STORED RECORDS:
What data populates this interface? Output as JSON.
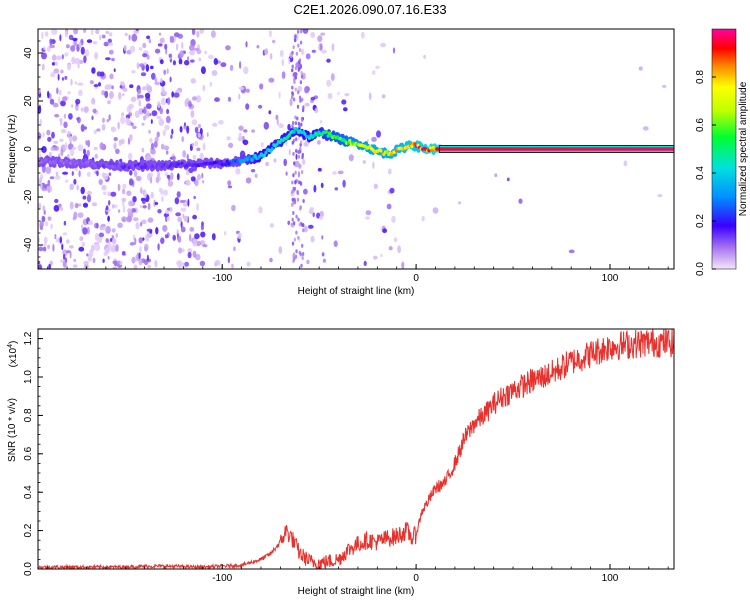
{
  "title": "C2E1.2026.090.07.16.E33",
  "chart_data": [
    {
      "type": "heatmap",
      "title": "C2E1.2026.090.07.16.E33",
      "xlabel": "Height of straight line (km)",
      "ylabel": "Frequency (Hz)",
      "xlim": [
        -195,
        133
      ],
      "ylim": [
        -50,
        50
      ],
      "xticks": [
        -100,
        0,
        100
      ],
      "yticks": [
        -40,
        -20,
        0,
        20,
        40
      ],
      "colorbar": {
        "label": "Normalized spectral amplitude",
        "range": [
          0,
          1
        ],
        "ticks": [
          0.0,
          0.2,
          0.4,
          0.6,
          0.8
        ],
        "tick_labels": [
          "0.0",
          "0.2",
          "0.4",
          "0.6",
          "0.8"
        ]
      },
      "ridge": {
        "x": [
          -195,
          -170,
          -150,
          -130,
          -110,
          -100,
          -90,
          -80,
          -70,
          -62,
          -55,
          -48,
          -42,
          -35,
          -28,
          -20,
          -14,
          -8,
          -3,
          5,
          15,
          133
        ],
        "freq": [
          -5,
          -6,
          -7,
          -7,
          -6,
          -6,
          -5,
          -3,
          3,
          8,
          5,
          7,
          5,
          3,
          2,
          -1,
          -2,
          0,
          2,
          0,
          0,
          0
        ],
        "amp": [
          0.1,
          0.12,
          0.14,
          0.14,
          0.15,
          0.18,
          0.3,
          0.4,
          0.45,
          0.45,
          0.4,
          0.5,
          0.55,
          0.6,
          0.7,
          0.75,
          0.75,
          0.8,
          0.85,
          0.9,
          0.95,
          0.97
        ]
      }
    },
    {
      "type": "line",
      "xlabel": "Height of straight line (km)",
      "ylabel": "SNR (10 * v/v)",
      "y_multiplier": "(x10",
      "y_multiplier_exp": "4",
      "y_multiplier_close": ")",
      "xlim": [
        -195,
        133
      ],
      "ylim": [
        0,
        1.25
      ],
      "xticks": [
        -100,
        0,
        100
      ],
      "yticks": [
        0.0,
        0.2,
        0.4,
        0.6,
        0.8,
        1.0,
        1.2
      ],
      "ytick_labels": [
        "0.0",
        "0.2",
        "0.4",
        "0.6",
        "0.8",
        "1.0",
        "1.2"
      ],
      "color": "#e8302c",
      "x": [
        -195,
        -160,
        -130,
        -110,
        -90,
        -80,
        -75,
        -70,
        -67,
        -64,
        -60,
        -55,
        -50,
        -45,
        -40,
        -35,
        -30,
        -25,
        -20,
        -15,
        -10,
        -5,
        -2,
        0,
        3,
        6,
        10,
        15,
        20,
        25,
        30,
        35,
        40,
        45,
        50,
        60,
        70,
        80,
        90,
        100,
        110,
        120,
        133
      ],
      "values": [
        0.01,
        0.01,
        0.015,
        0.01,
        0.02,
        0.05,
        0.08,
        0.14,
        0.2,
        0.16,
        0.08,
        0.04,
        0.03,
        0.04,
        0.05,
        0.1,
        0.13,
        0.15,
        0.14,
        0.16,
        0.17,
        0.2,
        0.16,
        0.18,
        0.3,
        0.35,
        0.42,
        0.45,
        0.55,
        0.68,
        0.76,
        0.8,
        0.86,
        0.9,
        0.93,
        0.98,
        1.02,
        1.08,
        1.12,
        1.16,
        1.17,
        1.18,
        1.18
      ]
    }
  ]
}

WHAT TO DO: Quote in full the listing given above; the images are to be left out.

EXERCISE OUTPUT:
What data populates this interface? Output as JSON.
{
  "title": "C2E1.2026.090.07.16.E33",
  "chart_data": [
    {
      "type": "heatmap",
      "title": "C2E1.2026.090.07.16.E33",
      "xlabel": "Height of straight line (km)",
      "ylabel": "Frequency (Hz)",
      "xlim": [
        -195,
        133
      ],
      "ylim": [
        -50,
        50
      ],
      "xticks": [
        -100,
        0,
        100
      ],
      "yticks": [
        -40,
        -20,
        0,
        20,
        40
      ],
      "colorbar": {
        "label": "Normalized spectral amplitude",
        "range": [
          0,
          1
        ],
        "ticks": [
          0.0,
          0.2,
          0.4,
          0.6,
          0.8
        ],
        "tick_labels": [
          "0.0",
          "0.2",
          "0.4",
          "0.6",
          "0.8"
        ]
      },
      "ridge": {
        "x": [
          -195,
          -170,
          -150,
          -130,
          -110,
          -100,
          -90,
          -80,
          -70,
          -62,
          -55,
          -48,
          -42,
          -35,
          -28,
          -20,
          -14,
          -8,
          -3,
          5,
          15,
          133
        ],
        "freq": [
          -5,
          -6,
          -7,
          -7,
          -6,
          -6,
          -5,
          -3,
          3,
          8,
          5,
          7,
          5,
          3,
          2,
          -1,
          -2,
          0,
          2,
          0,
          0,
          0
        ],
        "amp": [
          0.1,
          0.12,
          0.14,
          0.14,
          0.15,
          0.18,
          0.3,
          0.4,
          0.45,
          0.45,
          0.4,
          0.5,
          0.55,
          0.6,
          0.7,
          0.75,
          0.75,
          0.8,
          0.85,
          0.9,
          0.95,
          0.97
        ]
      }
    },
    {
      "type": "line",
      "xlabel": "Height of straight line (km)",
      "ylabel": "SNR (10 * v/v)",
      "y_multiplier": "(x10",
      "y_multiplier_exp": "4",
      "y_multiplier_close": ")",
      "xlim": [
        -195,
        133
      ],
      "ylim": [
        0,
        1.25
      ],
      "xticks": [
        -100,
        0,
        100
      ],
      "yticks": [
        0.0,
        0.2,
        0.4,
        0.6,
        0.8,
        1.0,
        1.2
      ],
      "ytick_labels": [
        "0.0",
        "0.2",
        "0.4",
        "0.6",
        "0.8",
        "1.0",
        "1.2"
      ],
      "color": "#e8302c",
      "x": [
        -195,
        -160,
        -130,
        -110,
        -90,
        -80,
        -75,
        -70,
        -67,
        -64,
        -60,
        -55,
        -50,
        -45,
        -40,
        -35,
        -30,
        -25,
        -20,
        -15,
        -10,
        -5,
        -2,
        0,
        3,
        6,
        10,
        15,
        20,
        25,
        30,
        35,
        40,
        45,
        50,
        60,
        70,
        80,
        90,
        100,
        110,
        120,
        133
      ],
      "values": [
        0.01,
        0.01,
        0.015,
        0.01,
        0.02,
        0.05,
        0.08,
        0.14,
        0.2,
        0.16,
        0.08,
        0.04,
        0.03,
        0.04,
        0.05,
        0.1,
        0.13,
        0.15,
        0.14,
        0.16,
        0.17,
        0.2,
        0.16,
        0.18,
        0.3,
        0.35,
        0.42,
        0.45,
        0.55,
        0.68,
        0.76,
        0.8,
        0.86,
        0.9,
        0.93,
        0.98,
        1.02,
        1.08,
        1.12,
        1.16,
        1.17,
        1.18,
        1.18
      ]
    }
  ]
}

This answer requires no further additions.